-- What to do --
Identify the lines bearing the string "invalid" and gather them.

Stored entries
***
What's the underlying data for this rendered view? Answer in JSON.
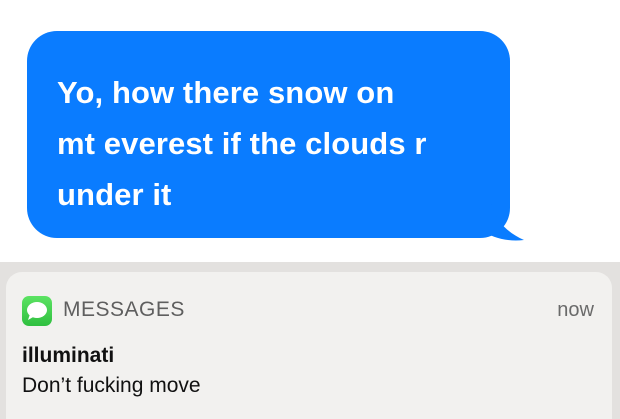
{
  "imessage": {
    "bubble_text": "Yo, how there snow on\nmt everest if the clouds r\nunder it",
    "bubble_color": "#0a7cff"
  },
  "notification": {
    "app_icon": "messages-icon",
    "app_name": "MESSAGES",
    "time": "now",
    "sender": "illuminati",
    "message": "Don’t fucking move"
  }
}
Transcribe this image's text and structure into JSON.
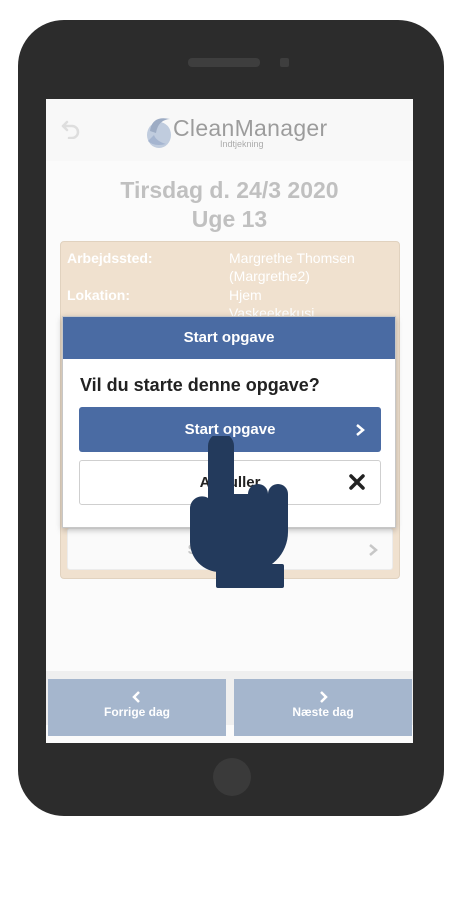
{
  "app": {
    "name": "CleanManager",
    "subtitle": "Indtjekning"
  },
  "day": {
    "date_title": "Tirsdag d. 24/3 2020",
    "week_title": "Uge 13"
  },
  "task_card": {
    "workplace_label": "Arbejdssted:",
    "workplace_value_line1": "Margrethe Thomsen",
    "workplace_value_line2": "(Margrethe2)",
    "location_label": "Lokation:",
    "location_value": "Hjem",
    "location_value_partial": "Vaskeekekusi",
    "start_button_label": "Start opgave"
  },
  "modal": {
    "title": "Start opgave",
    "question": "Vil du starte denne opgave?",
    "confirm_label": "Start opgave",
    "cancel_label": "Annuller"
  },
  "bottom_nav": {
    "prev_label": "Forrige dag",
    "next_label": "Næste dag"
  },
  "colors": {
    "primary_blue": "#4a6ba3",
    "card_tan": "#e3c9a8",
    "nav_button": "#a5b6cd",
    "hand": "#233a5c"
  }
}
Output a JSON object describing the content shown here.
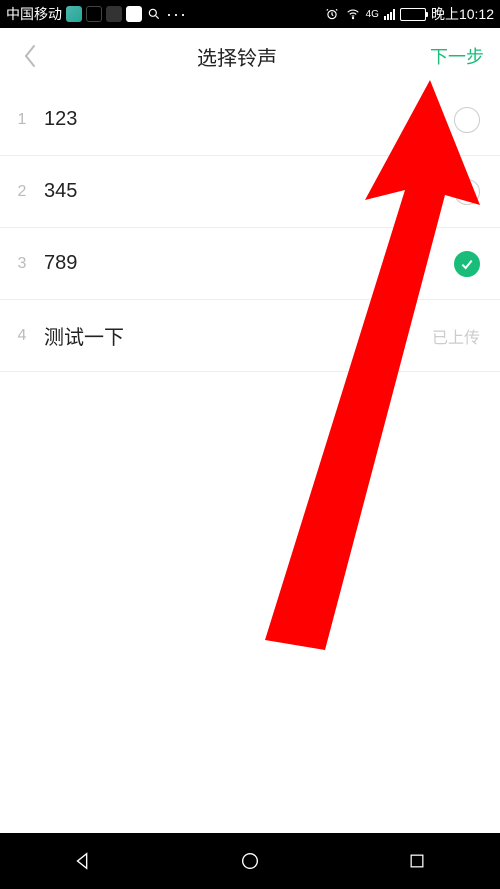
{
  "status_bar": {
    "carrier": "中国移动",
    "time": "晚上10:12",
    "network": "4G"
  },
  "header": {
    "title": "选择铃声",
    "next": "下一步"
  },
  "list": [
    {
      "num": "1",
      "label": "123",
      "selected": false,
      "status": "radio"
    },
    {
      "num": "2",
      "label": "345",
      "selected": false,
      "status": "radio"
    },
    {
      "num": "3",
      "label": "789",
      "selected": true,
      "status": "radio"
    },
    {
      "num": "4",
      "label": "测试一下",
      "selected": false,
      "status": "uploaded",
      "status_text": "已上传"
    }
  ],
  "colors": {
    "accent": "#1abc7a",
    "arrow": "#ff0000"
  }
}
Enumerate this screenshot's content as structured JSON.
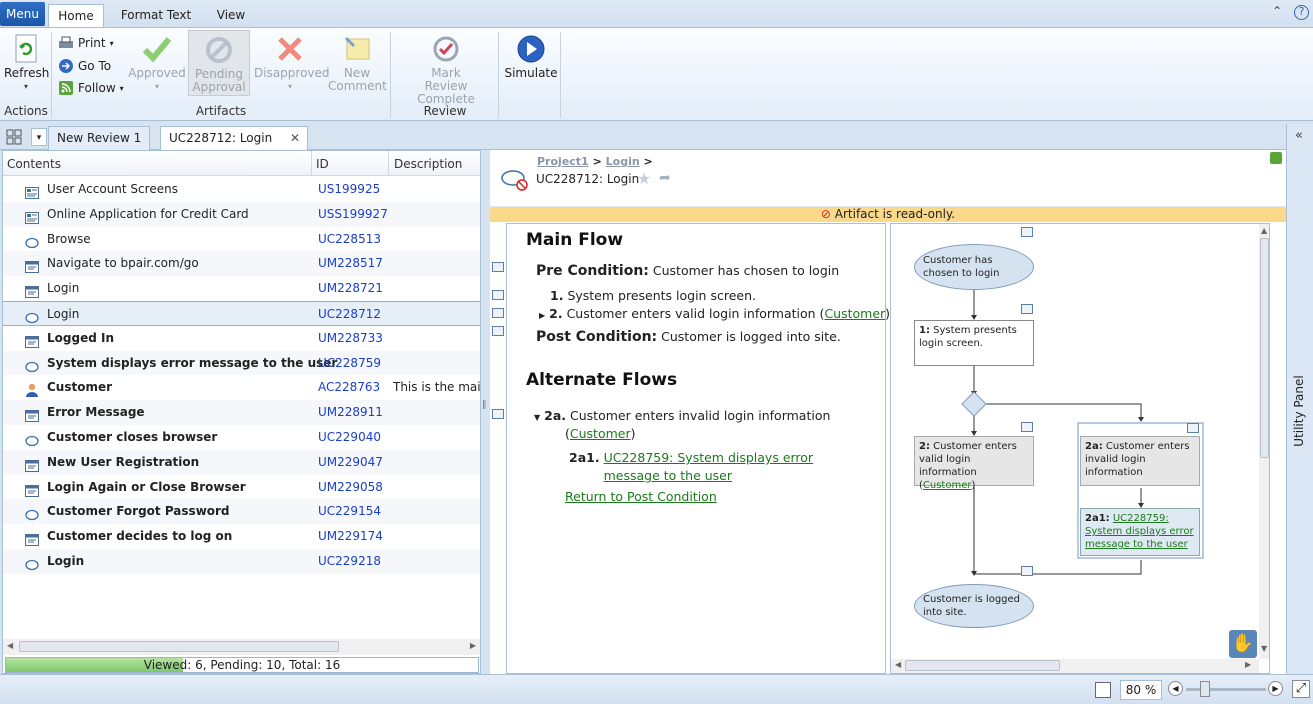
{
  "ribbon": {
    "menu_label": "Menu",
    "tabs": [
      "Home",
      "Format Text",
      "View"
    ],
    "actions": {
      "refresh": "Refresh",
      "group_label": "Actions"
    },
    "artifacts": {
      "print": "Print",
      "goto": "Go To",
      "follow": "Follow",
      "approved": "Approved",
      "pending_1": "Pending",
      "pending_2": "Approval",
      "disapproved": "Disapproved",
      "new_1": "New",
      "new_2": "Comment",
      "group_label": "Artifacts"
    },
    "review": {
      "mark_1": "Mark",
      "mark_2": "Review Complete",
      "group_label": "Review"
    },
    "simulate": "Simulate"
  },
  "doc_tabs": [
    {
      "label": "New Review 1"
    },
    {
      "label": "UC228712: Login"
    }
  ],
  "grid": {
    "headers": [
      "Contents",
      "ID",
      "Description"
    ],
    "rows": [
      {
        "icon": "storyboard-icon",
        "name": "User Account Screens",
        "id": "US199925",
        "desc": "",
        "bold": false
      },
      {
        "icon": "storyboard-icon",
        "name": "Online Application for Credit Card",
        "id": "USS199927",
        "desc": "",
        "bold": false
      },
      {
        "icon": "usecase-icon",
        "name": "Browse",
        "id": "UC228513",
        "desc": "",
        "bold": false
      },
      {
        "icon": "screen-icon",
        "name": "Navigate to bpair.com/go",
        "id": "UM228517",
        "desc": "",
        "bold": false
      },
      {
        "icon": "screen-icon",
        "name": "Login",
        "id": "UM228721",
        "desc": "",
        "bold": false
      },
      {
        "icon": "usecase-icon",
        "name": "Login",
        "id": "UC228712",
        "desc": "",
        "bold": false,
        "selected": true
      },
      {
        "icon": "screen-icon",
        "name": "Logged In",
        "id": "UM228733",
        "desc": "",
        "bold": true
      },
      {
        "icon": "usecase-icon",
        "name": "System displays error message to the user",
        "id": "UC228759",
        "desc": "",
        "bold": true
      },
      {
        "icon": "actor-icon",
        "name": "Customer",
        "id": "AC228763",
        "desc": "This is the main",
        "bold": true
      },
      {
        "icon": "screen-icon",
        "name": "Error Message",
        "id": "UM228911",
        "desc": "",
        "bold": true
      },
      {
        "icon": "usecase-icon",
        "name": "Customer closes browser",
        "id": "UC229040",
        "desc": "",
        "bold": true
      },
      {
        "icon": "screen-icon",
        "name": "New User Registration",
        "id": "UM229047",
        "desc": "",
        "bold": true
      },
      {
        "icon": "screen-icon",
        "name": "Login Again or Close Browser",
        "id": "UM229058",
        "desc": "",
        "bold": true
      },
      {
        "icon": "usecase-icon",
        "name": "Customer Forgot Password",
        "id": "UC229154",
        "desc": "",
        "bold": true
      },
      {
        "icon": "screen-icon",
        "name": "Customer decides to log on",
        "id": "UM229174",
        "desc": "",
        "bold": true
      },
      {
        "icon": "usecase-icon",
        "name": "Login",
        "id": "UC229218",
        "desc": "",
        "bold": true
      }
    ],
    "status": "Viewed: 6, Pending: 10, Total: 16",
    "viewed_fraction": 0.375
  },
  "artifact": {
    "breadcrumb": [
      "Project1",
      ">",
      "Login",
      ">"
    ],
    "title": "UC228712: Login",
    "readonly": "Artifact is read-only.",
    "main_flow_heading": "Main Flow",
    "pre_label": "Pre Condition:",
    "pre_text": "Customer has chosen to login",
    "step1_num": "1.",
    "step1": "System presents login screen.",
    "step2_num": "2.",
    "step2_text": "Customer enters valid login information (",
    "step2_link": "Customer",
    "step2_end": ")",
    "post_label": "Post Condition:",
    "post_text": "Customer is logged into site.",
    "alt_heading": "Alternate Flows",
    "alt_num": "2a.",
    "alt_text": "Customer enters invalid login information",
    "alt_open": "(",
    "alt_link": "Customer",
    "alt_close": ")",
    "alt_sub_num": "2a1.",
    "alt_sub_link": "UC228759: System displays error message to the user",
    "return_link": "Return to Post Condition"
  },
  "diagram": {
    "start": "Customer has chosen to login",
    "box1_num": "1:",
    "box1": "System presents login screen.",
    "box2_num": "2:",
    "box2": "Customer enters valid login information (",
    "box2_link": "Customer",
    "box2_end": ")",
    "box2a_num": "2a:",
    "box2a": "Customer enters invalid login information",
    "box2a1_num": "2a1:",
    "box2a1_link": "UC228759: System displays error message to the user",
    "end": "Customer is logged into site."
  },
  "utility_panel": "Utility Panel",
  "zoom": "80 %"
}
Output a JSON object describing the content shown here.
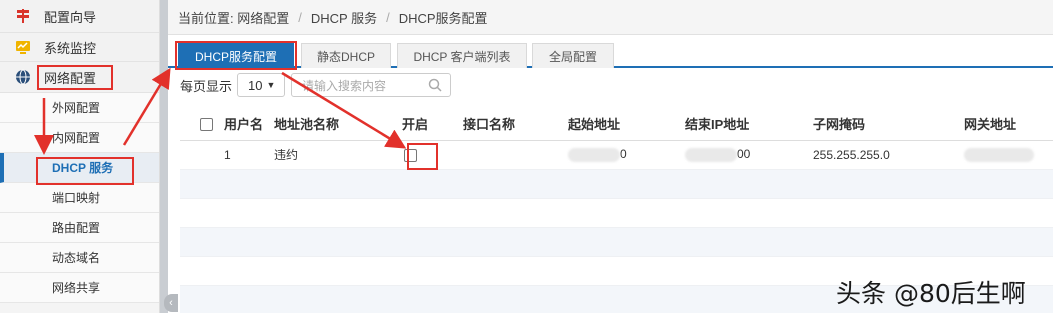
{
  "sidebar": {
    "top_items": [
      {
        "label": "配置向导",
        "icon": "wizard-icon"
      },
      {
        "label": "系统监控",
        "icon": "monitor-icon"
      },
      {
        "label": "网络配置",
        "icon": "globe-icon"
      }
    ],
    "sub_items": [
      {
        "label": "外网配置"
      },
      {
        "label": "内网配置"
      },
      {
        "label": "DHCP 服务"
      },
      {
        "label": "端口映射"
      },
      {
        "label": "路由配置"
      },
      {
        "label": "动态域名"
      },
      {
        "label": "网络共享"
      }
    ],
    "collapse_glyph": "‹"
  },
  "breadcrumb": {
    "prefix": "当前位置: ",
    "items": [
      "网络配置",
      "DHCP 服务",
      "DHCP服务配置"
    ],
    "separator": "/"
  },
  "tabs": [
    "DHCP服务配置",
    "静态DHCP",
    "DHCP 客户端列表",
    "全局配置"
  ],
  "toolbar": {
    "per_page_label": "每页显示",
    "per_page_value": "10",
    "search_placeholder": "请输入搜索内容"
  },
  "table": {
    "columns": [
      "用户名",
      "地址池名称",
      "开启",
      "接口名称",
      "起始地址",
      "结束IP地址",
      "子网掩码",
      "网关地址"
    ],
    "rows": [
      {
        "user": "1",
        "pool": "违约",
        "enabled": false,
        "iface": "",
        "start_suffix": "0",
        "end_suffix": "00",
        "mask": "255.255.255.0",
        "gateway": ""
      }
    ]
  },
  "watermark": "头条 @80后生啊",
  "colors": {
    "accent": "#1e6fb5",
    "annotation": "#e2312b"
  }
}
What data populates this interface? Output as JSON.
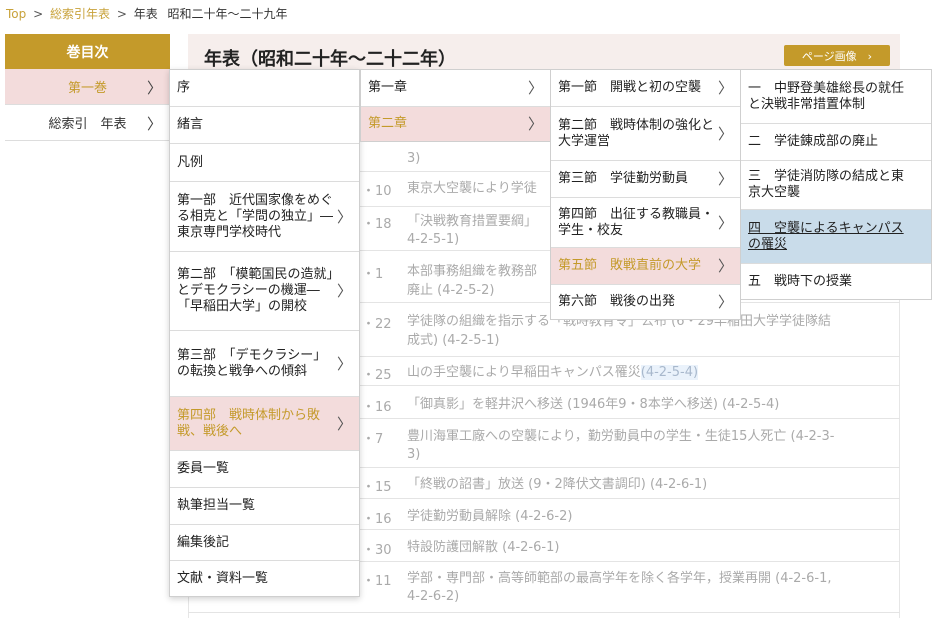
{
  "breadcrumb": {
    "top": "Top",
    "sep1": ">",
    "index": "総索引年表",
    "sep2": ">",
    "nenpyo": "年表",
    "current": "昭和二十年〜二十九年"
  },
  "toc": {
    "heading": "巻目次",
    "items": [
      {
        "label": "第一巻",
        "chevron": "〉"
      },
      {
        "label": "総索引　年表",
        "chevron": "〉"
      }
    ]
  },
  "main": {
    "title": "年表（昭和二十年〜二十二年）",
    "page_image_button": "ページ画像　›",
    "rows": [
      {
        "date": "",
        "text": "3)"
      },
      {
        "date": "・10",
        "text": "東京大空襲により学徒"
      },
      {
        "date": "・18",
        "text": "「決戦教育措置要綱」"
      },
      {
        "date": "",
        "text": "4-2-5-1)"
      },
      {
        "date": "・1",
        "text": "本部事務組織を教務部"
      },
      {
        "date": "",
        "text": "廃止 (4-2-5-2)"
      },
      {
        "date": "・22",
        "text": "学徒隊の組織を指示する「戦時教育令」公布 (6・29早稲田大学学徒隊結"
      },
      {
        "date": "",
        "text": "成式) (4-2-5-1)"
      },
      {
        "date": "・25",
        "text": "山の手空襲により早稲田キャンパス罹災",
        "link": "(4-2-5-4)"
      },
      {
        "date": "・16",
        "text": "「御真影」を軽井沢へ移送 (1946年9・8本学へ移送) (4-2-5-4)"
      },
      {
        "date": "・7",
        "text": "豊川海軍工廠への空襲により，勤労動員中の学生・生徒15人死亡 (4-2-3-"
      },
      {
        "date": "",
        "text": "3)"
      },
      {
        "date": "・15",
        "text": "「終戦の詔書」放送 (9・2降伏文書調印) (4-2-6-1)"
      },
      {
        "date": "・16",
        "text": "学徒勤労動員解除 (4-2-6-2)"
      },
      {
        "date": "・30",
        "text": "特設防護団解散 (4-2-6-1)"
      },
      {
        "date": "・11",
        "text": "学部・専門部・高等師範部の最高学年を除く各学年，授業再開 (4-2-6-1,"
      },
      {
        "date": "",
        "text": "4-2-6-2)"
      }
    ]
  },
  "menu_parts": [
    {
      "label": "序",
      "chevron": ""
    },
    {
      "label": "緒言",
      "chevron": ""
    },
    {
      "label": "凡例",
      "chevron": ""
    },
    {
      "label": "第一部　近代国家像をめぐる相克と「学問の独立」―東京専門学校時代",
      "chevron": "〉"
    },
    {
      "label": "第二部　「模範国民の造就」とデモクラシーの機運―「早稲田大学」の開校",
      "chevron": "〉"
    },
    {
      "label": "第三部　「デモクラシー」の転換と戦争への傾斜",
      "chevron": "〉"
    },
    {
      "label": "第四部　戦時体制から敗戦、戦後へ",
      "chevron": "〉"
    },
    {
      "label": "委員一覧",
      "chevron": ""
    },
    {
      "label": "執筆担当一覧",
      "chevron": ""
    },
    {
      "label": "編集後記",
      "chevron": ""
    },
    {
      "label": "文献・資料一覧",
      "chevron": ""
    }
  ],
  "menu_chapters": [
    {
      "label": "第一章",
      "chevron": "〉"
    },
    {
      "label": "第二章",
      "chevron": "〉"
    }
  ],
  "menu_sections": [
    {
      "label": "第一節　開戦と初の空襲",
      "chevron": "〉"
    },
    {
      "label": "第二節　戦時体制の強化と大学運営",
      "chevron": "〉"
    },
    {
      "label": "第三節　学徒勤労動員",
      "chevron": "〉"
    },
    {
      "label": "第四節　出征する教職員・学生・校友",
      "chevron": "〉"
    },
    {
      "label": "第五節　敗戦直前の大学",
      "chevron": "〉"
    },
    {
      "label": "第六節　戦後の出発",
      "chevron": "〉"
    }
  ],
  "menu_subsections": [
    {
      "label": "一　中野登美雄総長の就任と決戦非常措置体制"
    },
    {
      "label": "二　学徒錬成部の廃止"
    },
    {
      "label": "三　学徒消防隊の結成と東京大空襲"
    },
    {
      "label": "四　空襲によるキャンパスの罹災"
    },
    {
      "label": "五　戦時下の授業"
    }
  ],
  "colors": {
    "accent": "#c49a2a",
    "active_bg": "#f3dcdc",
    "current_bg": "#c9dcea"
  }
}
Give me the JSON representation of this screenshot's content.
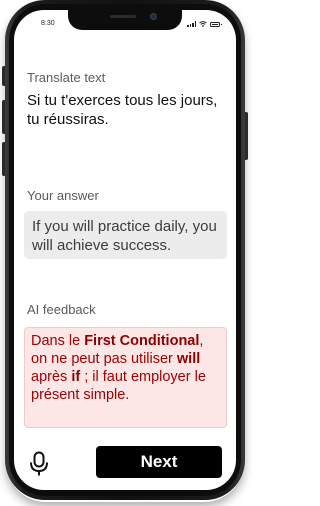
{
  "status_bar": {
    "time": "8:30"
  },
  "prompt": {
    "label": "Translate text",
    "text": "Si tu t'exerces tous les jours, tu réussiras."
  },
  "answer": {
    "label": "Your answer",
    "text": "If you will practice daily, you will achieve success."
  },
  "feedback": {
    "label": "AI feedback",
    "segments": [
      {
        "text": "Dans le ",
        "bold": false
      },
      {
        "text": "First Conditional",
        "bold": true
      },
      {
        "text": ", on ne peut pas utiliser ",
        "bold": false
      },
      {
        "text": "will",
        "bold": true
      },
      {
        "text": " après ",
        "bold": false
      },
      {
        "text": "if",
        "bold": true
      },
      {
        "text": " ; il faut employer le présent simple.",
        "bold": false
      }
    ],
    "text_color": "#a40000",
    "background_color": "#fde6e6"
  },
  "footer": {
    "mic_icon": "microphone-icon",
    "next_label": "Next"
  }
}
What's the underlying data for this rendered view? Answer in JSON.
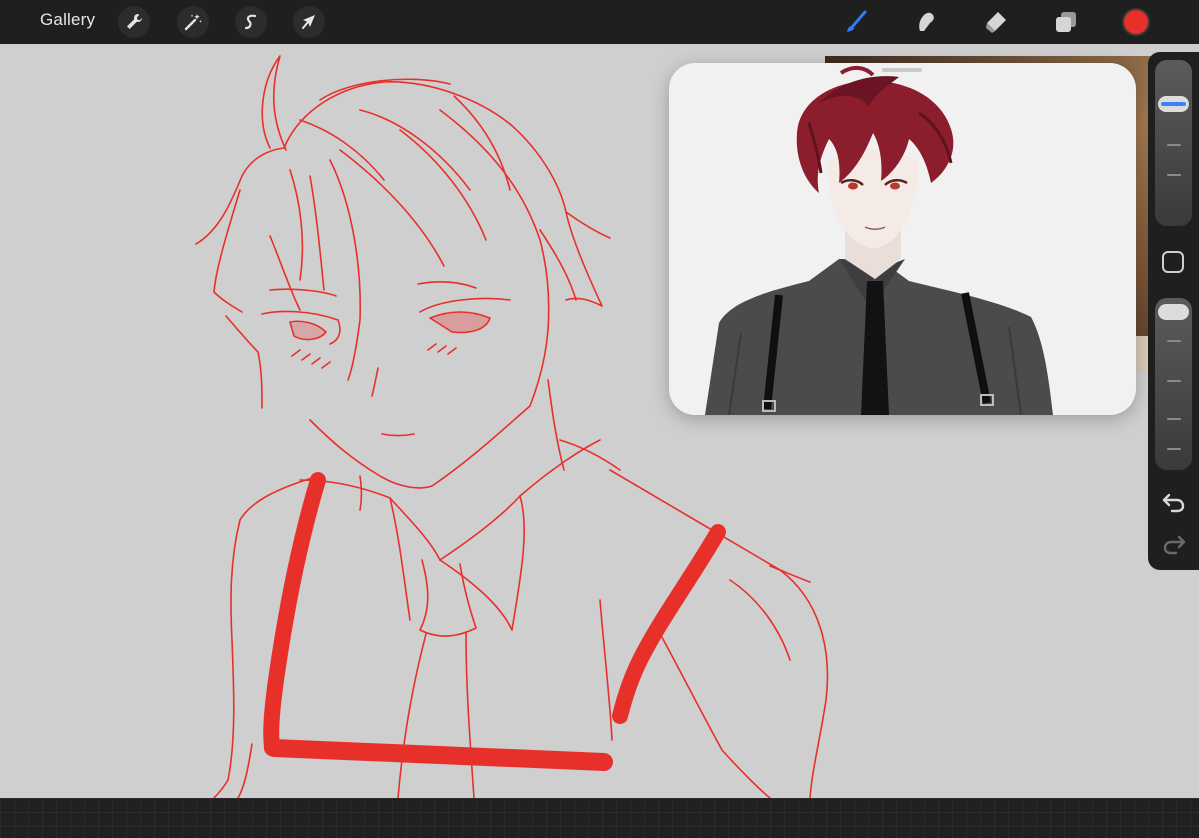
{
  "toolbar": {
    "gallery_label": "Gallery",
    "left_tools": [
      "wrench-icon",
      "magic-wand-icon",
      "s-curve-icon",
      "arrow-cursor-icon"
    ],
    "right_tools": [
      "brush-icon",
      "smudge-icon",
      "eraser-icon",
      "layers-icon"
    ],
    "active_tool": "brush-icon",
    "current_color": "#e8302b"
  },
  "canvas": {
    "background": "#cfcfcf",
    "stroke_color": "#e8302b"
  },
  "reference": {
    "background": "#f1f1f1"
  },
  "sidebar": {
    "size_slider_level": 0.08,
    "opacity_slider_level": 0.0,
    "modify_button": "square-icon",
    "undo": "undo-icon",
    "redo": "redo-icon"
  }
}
***
-- Response below --
    "alt_text": "Customer enters invalid login information",
    "box2a": "Customer enters invalid login information",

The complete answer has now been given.